■ **What is required**: Write out the full listing again, exactly as it stands.

>> Begin Records shown

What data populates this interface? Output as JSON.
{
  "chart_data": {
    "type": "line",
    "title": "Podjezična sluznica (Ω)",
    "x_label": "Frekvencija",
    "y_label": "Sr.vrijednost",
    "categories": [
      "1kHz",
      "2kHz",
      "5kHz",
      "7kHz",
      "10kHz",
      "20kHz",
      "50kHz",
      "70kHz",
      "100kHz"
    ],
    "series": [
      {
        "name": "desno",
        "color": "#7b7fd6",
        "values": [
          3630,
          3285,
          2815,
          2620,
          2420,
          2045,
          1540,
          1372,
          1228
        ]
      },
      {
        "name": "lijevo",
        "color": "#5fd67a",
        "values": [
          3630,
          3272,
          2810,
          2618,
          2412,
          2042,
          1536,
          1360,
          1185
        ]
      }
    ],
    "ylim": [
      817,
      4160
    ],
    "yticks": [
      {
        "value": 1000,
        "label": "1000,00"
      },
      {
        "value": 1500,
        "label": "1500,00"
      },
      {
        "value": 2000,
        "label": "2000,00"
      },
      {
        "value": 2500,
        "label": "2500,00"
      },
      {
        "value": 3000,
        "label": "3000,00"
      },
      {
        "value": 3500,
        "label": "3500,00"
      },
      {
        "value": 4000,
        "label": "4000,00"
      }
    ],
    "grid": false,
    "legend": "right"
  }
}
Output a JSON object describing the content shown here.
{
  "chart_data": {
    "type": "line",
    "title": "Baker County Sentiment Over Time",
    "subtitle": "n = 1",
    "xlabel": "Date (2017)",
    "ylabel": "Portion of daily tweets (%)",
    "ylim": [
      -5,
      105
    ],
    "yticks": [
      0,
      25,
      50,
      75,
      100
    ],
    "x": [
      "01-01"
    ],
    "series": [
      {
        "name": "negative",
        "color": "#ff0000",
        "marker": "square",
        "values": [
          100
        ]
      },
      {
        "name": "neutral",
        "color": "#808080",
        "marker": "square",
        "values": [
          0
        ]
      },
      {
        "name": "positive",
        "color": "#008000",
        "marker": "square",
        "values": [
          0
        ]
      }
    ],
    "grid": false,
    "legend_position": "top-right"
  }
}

>> End Records shown

■ **Complete response**:
What data populates this interface? Output as JSON.
{
  "chart_data": {
    "type": "line",
    "title": "Podjezična sluznica (Ω)",
    "x_label": "Frekvencija",
    "y_label": "Sr.vrijednost",
    "categories": [
      "1kHz",
      "2kHz",
      "5kHz",
      "7kHz",
      "10kHz",
      "20kHz",
      "50kHz",
      "70kHz",
      "100kHz"
    ],
    "series": [
      {
        "name": "desno",
        "color": "#7b7fd6",
        "values": [
          3630,
          3285,
          2815,
          2620,
          2420,
          2045,
          1540,
          1372,
          1228
        ]
      },
      {
        "name": "lijevo",
        "color": "#5fd67a",
        "values": [
          3630,
          3272,
          2810,
          2618,
          2412,
          2042,
          1536,
          1360,
          1185
        ]
      }
    ],
    "ylim": [
      817,
      4160
    ],
    "yticks": [
      {
        "value": 1000,
        "label": "1000,00"
      },
      {
        "value": 1500,
        "label": "1500,00"
      },
      {
        "value": 2000,
        "label": "2000,00"
      },
      {
        "value": 2500,
        "label": "2500,00"
      },
      {
        "value": 3000,
        "label": "3000,00"
      },
      {
        "value": 3500,
        "label": "3500,00"
      },
      {
        "value": 4000,
        "label": "4000,00"
      }
    ],
    "grid": false,
    "legend": "right"
  }
}
Output a JSON object describing the content shown here.
{
  "chart_data": {
    "type": "line",
    "title": "Baker County Sentiment Over Time",
    "subtitle": "n = 1",
    "xlabel": "Date (2017)",
    "ylabel": "Portion of daily tweets (%)",
    "ylim": [
      -5,
      105
    ],
    "yticks": [
      0,
      25,
      50,
      75,
      100
    ],
    "x": [
      "01-01"
    ],
    "series": [
      {
        "name": "negative",
        "color": "#ff0000",
        "marker": "square",
        "values": [
          100
        ]
      },
      {
        "name": "neutral",
        "color": "#808080",
        "marker": "square",
        "values": [
          0
        ]
      },
      {
        "name": "positive",
        "color": "#008000",
        "marker": "square",
        "values": [
          0
        ]
      }
    ],
    "grid": false,
    "legend_position": "top-right"
  }
}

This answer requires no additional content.